Start of EXERCISE DATA

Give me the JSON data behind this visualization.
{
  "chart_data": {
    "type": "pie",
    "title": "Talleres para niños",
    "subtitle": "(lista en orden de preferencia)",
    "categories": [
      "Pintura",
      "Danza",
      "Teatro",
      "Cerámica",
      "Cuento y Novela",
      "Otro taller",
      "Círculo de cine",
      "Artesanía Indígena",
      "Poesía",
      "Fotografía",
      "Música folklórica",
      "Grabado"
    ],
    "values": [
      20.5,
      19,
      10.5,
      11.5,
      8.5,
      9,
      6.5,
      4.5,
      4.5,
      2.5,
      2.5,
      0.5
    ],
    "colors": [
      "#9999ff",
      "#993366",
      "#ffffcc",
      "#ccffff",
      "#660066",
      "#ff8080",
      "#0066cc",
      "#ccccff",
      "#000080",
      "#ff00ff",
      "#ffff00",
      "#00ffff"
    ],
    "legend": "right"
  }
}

End of EXERCISE DATA

▶ [PROBLEM TO SOLVE] All of the data must be returned exactly.

▶ [FULL ANSWER]
Give me the JSON data behind this visualization.
{
  "chart_data": {
    "type": "pie",
    "title": "Talleres para niños",
    "subtitle": "(lista en orden de preferencia)",
    "categories": [
      "Pintura",
      "Danza",
      "Teatro",
      "Cerámica",
      "Cuento y Novela",
      "Otro taller",
      "Círculo de cine",
      "Artesanía Indígena",
      "Poesía",
      "Fotografía",
      "Música folklórica",
      "Grabado"
    ],
    "values": [
      20.5,
      19,
      10.5,
      11.5,
      8.5,
      9,
      6.5,
      4.5,
      4.5,
      2.5,
      2.5,
      0.5
    ],
    "colors": [
      "#9999ff",
      "#993366",
      "#ffffcc",
      "#ccffff",
      "#660066",
      "#ff8080",
      "#0066cc",
      "#ccccff",
      "#000080",
      "#ff00ff",
      "#ffff00",
      "#00ffff"
    ],
    "legend": "right"
  }
}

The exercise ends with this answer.